◆ **RAW DATA**
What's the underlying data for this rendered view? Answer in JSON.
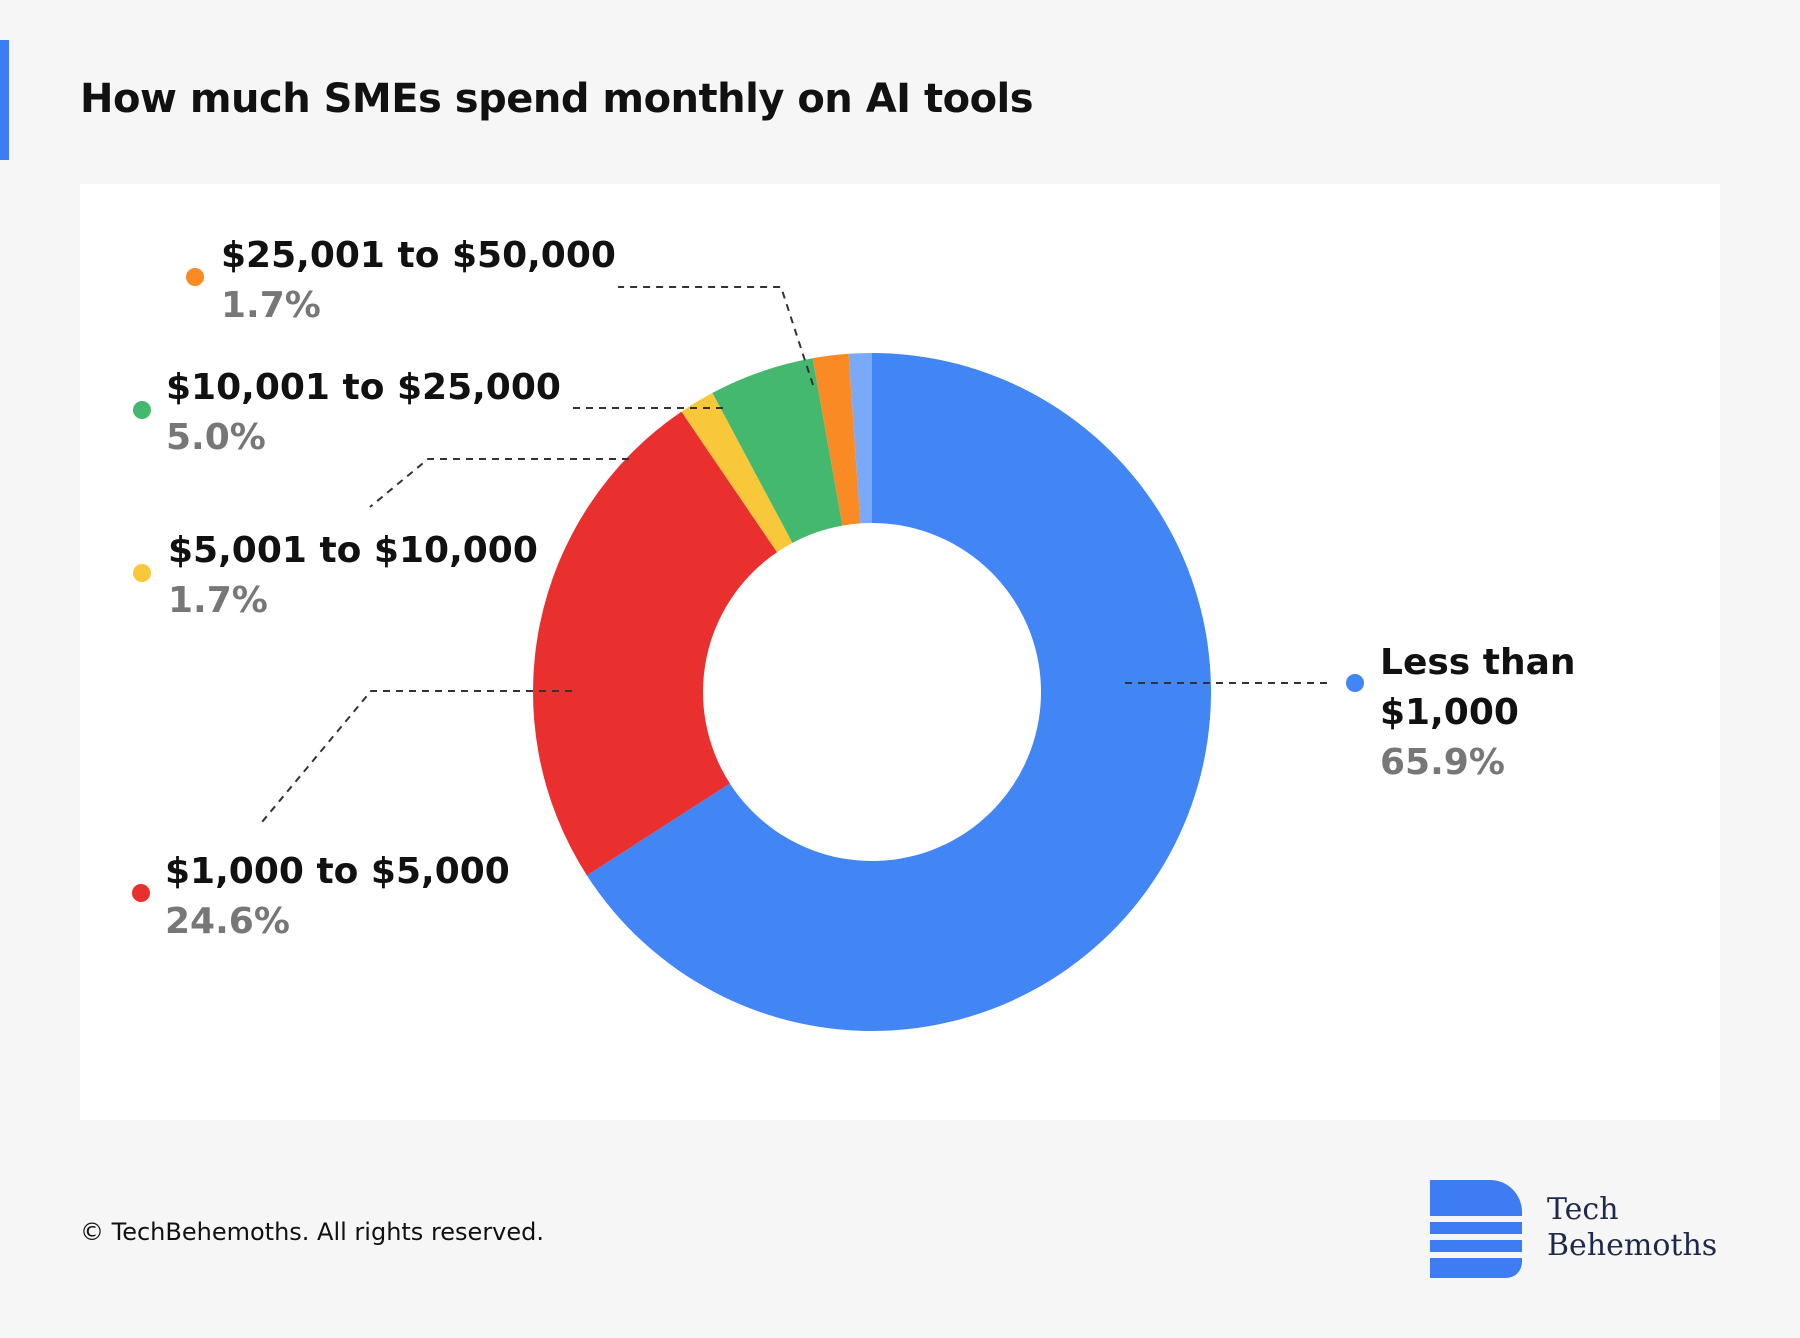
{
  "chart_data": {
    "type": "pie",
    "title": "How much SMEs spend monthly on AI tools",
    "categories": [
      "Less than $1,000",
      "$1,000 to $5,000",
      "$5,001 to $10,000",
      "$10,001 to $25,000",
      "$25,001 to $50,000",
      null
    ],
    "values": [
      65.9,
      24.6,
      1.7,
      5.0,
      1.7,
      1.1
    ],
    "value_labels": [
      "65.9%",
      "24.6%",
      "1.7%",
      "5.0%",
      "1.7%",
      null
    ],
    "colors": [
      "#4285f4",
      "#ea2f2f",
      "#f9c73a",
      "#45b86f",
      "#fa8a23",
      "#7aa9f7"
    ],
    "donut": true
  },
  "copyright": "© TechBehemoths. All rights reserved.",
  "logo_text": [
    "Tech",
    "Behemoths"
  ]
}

◆ **WHAT IS EXPECTED**
Copy the entries exactly. Leave out the images.

◆ **RESULT**
What's the underlying data for this rendered view? Answer in JSON.
{
  "chart_data": {
    "type": "pie",
    "title": "How much SMEs spend monthly on AI tools",
    "categories": [
      "Less than $1,000",
      "$1,000 to $5,000",
      "$5,001 to $10,000",
      "$10,001 to $25,000",
      "$25,001 to $50,000",
      null
    ],
    "values": [
      65.9,
      24.6,
      1.7,
      5.0,
      1.7,
      1.1
    ],
    "value_labels": [
      "65.9%",
      "24.6%",
      "1.7%",
      "5.0%",
      "1.7%",
      null
    ],
    "colors": [
      "#4285f4",
      "#ea2f2f",
      "#f9c73a",
      "#45b86f",
      "#fa8a23",
      "#7aa9f7"
    ],
    "donut": true
  },
  "copyright": "© TechBehemoths. All rights reserved.",
  "logo_text": [
    "Tech",
    "Behemoths"
  ]
}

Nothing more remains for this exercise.